> [Exercise instructions]: Will you give every entry again exactly as it stands?
================
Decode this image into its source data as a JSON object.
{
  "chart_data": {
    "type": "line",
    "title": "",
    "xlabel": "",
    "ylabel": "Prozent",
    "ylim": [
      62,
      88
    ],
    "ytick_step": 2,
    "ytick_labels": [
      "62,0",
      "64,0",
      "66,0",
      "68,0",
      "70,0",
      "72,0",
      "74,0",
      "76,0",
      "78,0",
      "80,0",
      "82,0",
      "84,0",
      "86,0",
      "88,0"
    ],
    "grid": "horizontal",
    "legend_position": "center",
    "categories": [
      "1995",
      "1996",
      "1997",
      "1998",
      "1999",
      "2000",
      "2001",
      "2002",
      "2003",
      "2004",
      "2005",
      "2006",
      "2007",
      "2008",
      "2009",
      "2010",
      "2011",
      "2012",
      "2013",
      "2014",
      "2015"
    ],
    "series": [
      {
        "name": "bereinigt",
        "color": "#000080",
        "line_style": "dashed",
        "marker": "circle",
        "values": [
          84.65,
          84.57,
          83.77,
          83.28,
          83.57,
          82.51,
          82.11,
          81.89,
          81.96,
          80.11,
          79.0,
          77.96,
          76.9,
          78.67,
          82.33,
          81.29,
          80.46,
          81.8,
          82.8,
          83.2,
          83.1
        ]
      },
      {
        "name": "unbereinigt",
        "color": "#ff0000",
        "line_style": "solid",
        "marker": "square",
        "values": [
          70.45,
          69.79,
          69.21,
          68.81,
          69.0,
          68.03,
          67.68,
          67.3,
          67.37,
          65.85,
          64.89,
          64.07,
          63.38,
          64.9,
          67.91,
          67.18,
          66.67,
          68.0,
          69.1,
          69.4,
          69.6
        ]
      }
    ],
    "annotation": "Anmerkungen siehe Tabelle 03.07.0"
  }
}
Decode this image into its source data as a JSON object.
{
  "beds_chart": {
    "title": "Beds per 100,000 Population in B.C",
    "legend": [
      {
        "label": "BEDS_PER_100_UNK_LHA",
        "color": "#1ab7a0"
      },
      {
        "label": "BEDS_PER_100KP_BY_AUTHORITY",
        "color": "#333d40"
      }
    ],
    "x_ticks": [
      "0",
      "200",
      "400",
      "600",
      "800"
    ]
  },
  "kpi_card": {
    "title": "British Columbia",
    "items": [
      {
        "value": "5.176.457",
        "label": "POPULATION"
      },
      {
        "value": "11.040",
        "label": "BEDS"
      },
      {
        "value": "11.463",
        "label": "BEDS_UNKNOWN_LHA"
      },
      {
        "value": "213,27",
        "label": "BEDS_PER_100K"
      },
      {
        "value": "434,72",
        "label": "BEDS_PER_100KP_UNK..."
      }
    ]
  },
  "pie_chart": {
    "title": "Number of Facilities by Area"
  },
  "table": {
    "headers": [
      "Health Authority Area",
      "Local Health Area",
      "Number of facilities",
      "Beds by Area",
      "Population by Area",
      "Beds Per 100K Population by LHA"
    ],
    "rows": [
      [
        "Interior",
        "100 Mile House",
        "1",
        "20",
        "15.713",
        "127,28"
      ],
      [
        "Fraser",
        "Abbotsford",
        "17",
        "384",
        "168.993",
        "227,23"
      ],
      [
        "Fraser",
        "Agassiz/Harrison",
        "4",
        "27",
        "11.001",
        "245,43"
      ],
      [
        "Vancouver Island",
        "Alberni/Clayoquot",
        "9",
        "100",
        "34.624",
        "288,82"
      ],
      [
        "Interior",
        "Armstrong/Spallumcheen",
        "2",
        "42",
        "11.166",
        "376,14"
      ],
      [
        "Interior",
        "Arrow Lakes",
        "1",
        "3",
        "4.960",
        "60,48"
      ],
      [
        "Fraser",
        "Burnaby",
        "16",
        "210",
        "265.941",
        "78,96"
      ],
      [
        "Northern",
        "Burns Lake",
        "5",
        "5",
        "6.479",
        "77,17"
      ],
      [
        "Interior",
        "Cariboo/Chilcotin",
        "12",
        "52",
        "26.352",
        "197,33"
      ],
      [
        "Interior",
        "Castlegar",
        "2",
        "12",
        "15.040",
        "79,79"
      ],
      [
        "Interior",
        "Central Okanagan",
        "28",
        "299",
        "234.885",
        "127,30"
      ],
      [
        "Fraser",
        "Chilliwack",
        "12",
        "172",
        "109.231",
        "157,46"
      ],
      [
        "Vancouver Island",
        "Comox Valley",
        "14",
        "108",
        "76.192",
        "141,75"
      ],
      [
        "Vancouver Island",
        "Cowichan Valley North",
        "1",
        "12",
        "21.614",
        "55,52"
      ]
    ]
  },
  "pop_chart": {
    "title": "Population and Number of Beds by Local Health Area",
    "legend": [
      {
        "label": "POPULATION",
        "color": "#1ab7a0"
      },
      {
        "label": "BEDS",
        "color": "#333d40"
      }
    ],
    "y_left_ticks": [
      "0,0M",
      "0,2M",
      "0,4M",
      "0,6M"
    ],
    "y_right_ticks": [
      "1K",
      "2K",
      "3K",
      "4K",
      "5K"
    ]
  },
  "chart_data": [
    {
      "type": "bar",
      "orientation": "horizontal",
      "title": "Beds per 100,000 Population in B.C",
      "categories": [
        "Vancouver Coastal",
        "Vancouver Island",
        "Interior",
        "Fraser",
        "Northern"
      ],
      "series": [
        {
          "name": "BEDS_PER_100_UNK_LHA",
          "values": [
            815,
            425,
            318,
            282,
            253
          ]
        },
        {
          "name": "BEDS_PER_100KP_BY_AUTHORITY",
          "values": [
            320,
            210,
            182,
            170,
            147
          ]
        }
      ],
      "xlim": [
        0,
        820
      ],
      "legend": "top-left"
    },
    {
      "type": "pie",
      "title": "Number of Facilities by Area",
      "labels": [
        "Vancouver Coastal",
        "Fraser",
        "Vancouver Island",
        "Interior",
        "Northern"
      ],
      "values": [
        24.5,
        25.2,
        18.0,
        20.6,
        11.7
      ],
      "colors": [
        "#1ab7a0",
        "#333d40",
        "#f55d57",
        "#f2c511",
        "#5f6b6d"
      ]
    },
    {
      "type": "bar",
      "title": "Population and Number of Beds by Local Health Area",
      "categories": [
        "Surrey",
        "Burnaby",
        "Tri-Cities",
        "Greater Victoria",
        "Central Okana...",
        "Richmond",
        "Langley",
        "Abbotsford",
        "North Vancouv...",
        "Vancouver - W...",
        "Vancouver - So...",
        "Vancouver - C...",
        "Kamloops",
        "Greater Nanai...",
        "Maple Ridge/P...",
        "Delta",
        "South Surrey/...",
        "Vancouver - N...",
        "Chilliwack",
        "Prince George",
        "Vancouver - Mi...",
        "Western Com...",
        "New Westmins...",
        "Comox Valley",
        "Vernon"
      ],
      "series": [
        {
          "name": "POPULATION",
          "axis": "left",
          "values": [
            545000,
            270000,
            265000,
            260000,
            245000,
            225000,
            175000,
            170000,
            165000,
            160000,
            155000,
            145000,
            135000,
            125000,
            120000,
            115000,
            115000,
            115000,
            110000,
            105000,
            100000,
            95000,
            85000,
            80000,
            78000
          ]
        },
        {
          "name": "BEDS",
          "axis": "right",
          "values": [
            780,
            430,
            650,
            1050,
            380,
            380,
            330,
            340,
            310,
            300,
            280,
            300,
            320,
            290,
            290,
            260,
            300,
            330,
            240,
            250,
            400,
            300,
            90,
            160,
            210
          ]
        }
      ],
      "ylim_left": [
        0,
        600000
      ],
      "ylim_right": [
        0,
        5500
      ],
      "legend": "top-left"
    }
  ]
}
================
> [Expected answer]:
Decode this image into its source data as a JSON object.
{
  "chart_data": {
    "type": "line",
    "title": "",
    "xlabel": "",
    "ylabel": "Prozent",
    "ylim": [
      62,
      88
    ],
    "ytick_step": 2,
    "ytick_labels": [
      "62,0",
      "64,0",
      "66,0",
      "68,0",
      "70,0",
      "72,0",
      "74,0",
      "76,0",
      "78,0",
      "80,0",
      "82,0",
      "84,0",
      "86,0",
      "88,0"
    ],
    "grid": "horizontal",
    "legend_position": "center",
    "categories": [
      "1995",
      "1996",
      "1997",
      "1998",
      "1999",
      "2000",
      "2001",
      "2002",
      "2003",
      "2004",
      "2005",
      "2006",
      "2007",
      "2008",
      "2009",
      "2010",
      "2011",
      "2012",
      "2013",
      "2014",
      "2015"
    ],
    "series": [
      {
        "name": "bereinigt",
        "color": "#000080",
        "line_style": "dashed",
        "marker": "circle",
        "values": [
          84.65,
          84.57,
          83.77,
          83.28,
          83.57,
          82.51,
          82.11,
          81.89,
          81.96,
          80.11,
          79.0,
          77.96,
          76.9,
          78.67,
          82.33,
          81.29,
          80.46,
          81.8,
          82.8,
          83.2,
          83.1
        ]
      },
      {
        "name": "unbereinigt",
        "color": "#ff0000",
        "line_style": "solid",
        "marker": "square",
        "values": [
          70.45,
          69.79,
          69.21,
          68.81,
          69.0,
          68.03,
          67.68,
          67.3,
          67.37,
          65.85,
          64.89,
          64.07,
          63.38,
          64.9,
          67.91,
          67.18,
          66.67,
          68.0,
          69.1,
          69.4,
          69.6
        ]
      }
    ],
    "annotation": "Anmerkungen siehe Tabelle 03.07.0"
  }
}
Decode this image into its source data as a JSON object.
{
  "beds_chart": {
    "title": "Beds per 100,000 Population in B.C",
    "legend": [
      {
        "label": "BEDS_PER_100_UNK_LHA",
        "color": "#1ab7a0"
      },
      {
        "label": "BEDS_PER_100KP_BY_AUTHORITY",
        "color": "#333d40"
      }
    ],
    "x_ticks": [
      "0",
      "200",
      "400",
      "600",
      "800"
    ]
  },
  "kpi_card": {
    "title": "British Columbia",
    "items": [
      {
        "value": "5.176.457",
        "label": "POPULATION"
      },
      {
        "value": "11.040",
        "label": "BEDS"
      },
      {
        "value": "11.463",
        "label": "BEDS_UNKNOWN_LHA"
      },
      {
        "value": "213,27",
        "label": "BEDS_PER_100K"
      },
      {
        "value": "434,72",
        "label": "BEDS_PER_100KP_UNK..."
      }
    ]
  },
  "pie_chart": {
    "title": "Number of Facilities by Area"
  },
  "table": {
    "headers": [
      "Health Authority Area",
      "Local Health Area",
      "Number of facilities",
      "Beds by Area",
      "Population by Area",
      "Beds Per 100K Population by LHA"
    ],
    "rows": [
      [
        "Interior",
        "100 Mile House",
        "1",
        "20",
        "15.713",
        "127,28"
      ],
      [
        "Fraser",
        "Abbotsford",
        "17",
        "384",
        "168.993",
        "227,23"
      ],
      [
        "Fraser",
        "Agassiz/Harrison",
        "4",
        "27",
        "11.001",
        "245,43"
      ],
      [
        "Vancouver Island",
        "Alberni/Clayoquot",
        "9",
        "100",
        "34.624",
        "288,82"
      ],
      [
        "Interior",
        "Armstrong/Spallumcheen",
        "2",
        "42",
        "11.166",
        "376,14"
      ],
      [
        "Interior",
        "Arrow Lakes",
        "1",
        "3",
        "4.960",
        "60,48"
      ],
      [
        "Fraser",
        "Burnaby",
        "16",
        "210",
        "265.941",
        "78,96"
      ],
      [
        "Northern",
        "Burns Lake",
        "5",
        "5",
        "6.479",
        "77,17"
      ],
      [
        "Interior",
        "Cariboo/Chilcotin",
        "12",
        "52",
        "26.352",
        "197,33"
      ],
      [
        "Interior",
        "Castlegar",
        "2",
        "12",
        "15.040",
        "79,79"
      ],
      [
        "Interior",
        "Central Okanagan",
        "28",
        "299",
        "234.885",
        "127,30"
      ],
      [
        "Fraser",
        "Chilliwack",
        "12",
        "172",
        "109.231",
        "157,46"
      ],
      [
        "Vancouver Island",
        "Comox Valley",
        "14",
        "108",
        "76.192",
        "141,75"
      ],
      [
        "Vancouver Island",
        "Cowichan Valley North",
        "1",
        "12",
        "21.614",
        "55,52"
      ]
    ]
  },
  "pop_chart": {
    "title": "Population and Number of Beds by Local Health Area",
    "legend": [
      {
        "label": "POPULATION",
        "color": "#1ab7a0"
      },
      {
        "label": "BEDS",
        "color": "#333d40"
      }
    ],
    "y_left_ticks": [
      "0,0M",
      "0,2M",
      "0,4M",
      "0,6M"
    ],
    "y_right_ticks": [
      "1K",
      "2K",
      "3K",
      "4K",
      "5K"
    ]
  },
  "chart_data": [
    {
      "type": "bar",
      "orientation": "horizontal",
      "title": "Beds per 100,000 Population in B.C",
      "categories": [
        "Vancouver Coastal",
        "Vancouver Island",
        "Interior",
        "Fraser",
        "Northern"
      ],
      "series": [
        {
          "name": "BEDS_PER_100_UNK_LHA",
          "values": [
            815,
            425,
            318,
            282,
            253
          ]
        },
        {
          "name": "BEDS_PER_100KP_BY_AUTHORITY",
          "values": [
            320,
            210,
            182,
            170,
            147
          ]
        }
      ],
      "xlim": [
        0,
        820
      ],
      "legend": "top-left"
    },
    {
      "type": "pie",
      "title": "Number of Facilities by Area",
      "labels": [
        "Vancouver Coastal",
        "Fraser",
        "Vancouver Island",
        "Interior",
        "Northern"
      ],
      "values": [
        24.5,
        25.2,
        18.0,
        20.6,
        11.7
      ],
      "colors": [
        "#1ab7a0",
        "#333d40",
        "#f55d57",
        "#f2c511",
        "#5f6b6d"
      ]
    },
    {
      "type": "bar",
      "title": "Population and Number of Beds by Local Health Area",
      "categories": [
        "Surrey",
        "Burnaby",
        "Tri-Cities",
        "Greater Victoria",
        "Central Okana...",
        "Richmond",
        "Langley",
        "Abbotsford",
        "North Vancouv...",
        "Vancouver - W...",
        "Vancouver - So...",
        "Vancouver - C...",
        "Kamloops",
        "Greater Nanai...",
        "Maple Ridge/P...",
        "Delta",
        "South Surrey/...",
        "Vancouver - N...",
        "Chilliwack",
        "Prince George",
        "Vancouver - Mi...",
        "Western Com...",
        "New Westmins...",
        "Comox Valley",
        "Vernon"
      ],
      "series": [
        {
          "name": "POPULATION",
          "axis": "left",
          "values": [
            545000,
            270000,
            265000,
            260000,
            245000,
            225000,
            175000,
            170000,
            165000,
            160000,
            155000,
            145000,
            135000,
            125000,
            120000,
            115000,
            115000,
            115000,
            110000,
            105000,
            100000,
            95000,
            85000,
            80000,
            78000
          ]
        },
        {
          "name": "BEDS",
          "axis": "right",
          "values": [
            780,
            430,
            650,
            1050,
            380,
            380,
            330,
            340,
            310,
            300,
            280,
            300,
            320,
            290,
            290,
            260,
            300,
            330,
            240,
            250,
            400,
            300,
            90,
            160,
            210
          ]
        }
      ],
      "ylim_left": [
        0,
        600000
      ],
      "ylim_right": [
        0,
        5500
      ],
      "legend": "top-left"
    }
  ]
}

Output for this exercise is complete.